Filter the records below down to lines containing "preferences".

• _Provided records_:
'''
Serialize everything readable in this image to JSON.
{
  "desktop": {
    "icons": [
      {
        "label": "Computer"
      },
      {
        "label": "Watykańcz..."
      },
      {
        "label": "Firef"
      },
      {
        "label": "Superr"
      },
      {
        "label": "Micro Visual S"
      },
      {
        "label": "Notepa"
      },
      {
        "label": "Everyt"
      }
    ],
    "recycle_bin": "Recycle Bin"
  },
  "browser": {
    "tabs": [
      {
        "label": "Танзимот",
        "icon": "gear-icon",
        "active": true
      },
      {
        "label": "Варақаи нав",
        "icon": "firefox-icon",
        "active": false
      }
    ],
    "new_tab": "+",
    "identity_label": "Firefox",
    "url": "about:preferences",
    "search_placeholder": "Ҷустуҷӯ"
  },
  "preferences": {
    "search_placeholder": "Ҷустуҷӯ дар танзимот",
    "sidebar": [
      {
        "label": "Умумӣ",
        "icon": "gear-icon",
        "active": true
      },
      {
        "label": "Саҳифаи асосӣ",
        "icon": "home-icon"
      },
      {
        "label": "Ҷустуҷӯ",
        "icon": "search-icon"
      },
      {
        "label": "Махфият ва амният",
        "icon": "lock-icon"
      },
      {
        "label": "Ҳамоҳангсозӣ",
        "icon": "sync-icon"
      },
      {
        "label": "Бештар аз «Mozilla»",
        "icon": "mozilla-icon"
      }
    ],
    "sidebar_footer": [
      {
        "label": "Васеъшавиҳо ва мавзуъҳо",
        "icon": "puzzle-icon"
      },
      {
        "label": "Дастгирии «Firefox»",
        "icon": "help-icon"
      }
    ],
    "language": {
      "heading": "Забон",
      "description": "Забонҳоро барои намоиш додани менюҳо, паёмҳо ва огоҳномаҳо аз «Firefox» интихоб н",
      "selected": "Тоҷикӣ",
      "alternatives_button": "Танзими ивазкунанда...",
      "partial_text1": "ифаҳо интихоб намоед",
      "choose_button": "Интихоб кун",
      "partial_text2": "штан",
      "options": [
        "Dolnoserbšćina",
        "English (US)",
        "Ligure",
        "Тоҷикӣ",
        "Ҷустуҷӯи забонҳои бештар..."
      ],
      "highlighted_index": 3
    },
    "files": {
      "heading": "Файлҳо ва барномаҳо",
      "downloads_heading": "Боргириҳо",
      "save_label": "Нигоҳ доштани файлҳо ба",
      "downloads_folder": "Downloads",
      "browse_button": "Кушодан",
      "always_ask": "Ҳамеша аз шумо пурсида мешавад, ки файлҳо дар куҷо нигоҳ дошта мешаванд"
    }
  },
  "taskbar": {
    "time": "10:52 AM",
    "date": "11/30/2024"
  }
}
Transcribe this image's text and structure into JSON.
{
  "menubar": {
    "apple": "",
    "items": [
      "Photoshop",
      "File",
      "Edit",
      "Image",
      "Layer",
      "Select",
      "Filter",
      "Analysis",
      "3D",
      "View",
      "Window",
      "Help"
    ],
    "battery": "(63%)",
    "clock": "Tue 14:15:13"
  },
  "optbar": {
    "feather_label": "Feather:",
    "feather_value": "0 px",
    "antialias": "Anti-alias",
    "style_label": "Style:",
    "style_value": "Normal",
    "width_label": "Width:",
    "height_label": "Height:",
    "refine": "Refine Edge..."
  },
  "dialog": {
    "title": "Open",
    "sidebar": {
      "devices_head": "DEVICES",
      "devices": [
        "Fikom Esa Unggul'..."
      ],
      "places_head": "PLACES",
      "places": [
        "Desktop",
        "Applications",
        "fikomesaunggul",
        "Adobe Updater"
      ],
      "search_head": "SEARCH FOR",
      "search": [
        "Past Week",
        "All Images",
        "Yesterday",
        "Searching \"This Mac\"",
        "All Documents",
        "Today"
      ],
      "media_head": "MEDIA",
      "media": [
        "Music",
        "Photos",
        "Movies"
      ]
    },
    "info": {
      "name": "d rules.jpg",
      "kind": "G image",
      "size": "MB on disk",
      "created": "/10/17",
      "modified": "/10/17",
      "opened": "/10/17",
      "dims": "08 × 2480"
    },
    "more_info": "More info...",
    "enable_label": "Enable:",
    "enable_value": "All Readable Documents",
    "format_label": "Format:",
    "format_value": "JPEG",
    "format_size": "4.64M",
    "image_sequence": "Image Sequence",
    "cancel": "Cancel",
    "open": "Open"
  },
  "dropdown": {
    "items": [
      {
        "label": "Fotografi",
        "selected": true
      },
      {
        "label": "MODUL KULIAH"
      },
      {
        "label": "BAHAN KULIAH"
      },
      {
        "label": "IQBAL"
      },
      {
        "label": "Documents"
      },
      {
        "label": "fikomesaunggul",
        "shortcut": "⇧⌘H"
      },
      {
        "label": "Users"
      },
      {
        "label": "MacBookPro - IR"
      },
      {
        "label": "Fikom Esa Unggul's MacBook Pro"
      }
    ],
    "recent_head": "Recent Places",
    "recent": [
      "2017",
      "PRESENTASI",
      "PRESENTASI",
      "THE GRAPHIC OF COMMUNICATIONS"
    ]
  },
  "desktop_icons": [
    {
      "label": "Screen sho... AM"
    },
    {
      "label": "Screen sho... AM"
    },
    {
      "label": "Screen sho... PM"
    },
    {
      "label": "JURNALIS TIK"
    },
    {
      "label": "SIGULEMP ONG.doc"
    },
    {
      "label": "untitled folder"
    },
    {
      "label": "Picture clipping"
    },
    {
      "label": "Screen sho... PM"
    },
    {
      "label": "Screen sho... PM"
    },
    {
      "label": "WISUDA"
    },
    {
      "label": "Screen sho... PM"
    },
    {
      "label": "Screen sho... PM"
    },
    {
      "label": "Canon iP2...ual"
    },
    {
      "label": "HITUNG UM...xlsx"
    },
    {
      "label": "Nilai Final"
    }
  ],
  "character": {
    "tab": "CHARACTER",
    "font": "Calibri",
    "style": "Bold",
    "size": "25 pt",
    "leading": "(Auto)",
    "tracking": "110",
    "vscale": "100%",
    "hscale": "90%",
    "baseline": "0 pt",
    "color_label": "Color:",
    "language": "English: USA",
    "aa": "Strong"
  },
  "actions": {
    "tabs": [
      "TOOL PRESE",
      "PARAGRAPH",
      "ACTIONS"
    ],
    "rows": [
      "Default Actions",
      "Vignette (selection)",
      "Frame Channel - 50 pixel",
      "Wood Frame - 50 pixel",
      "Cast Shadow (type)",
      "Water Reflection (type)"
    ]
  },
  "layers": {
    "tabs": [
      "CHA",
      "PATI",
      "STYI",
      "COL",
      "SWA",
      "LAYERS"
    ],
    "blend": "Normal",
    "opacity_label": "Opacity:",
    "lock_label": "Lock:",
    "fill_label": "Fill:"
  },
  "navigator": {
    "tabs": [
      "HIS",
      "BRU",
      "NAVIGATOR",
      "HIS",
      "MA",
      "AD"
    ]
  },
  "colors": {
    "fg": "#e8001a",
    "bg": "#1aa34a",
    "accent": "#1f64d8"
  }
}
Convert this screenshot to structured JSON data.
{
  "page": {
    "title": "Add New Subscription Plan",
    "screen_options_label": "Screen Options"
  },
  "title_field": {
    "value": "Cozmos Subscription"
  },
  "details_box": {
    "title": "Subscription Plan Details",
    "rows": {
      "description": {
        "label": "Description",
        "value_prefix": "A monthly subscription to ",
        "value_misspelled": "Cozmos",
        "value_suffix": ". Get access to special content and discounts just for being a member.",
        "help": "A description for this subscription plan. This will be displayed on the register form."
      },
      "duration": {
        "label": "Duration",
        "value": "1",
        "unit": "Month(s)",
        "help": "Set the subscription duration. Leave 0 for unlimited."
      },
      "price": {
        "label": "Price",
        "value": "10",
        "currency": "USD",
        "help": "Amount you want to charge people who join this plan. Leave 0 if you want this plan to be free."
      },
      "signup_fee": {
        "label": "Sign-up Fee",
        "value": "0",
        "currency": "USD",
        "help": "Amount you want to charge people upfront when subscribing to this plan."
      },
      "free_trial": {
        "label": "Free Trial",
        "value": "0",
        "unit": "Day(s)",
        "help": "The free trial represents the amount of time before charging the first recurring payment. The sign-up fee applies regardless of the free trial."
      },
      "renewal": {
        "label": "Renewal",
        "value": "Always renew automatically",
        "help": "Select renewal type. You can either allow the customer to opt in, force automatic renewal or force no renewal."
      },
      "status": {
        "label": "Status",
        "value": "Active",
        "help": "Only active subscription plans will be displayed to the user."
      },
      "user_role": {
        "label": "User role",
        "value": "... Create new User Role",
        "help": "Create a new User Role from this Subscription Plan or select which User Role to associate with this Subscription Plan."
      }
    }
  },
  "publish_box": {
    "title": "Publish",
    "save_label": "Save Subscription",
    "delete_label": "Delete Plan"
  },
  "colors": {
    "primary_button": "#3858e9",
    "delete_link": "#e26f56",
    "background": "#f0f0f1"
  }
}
'''
• _Answer to the task_:
    "url": "about:preferences",
  "preferences": {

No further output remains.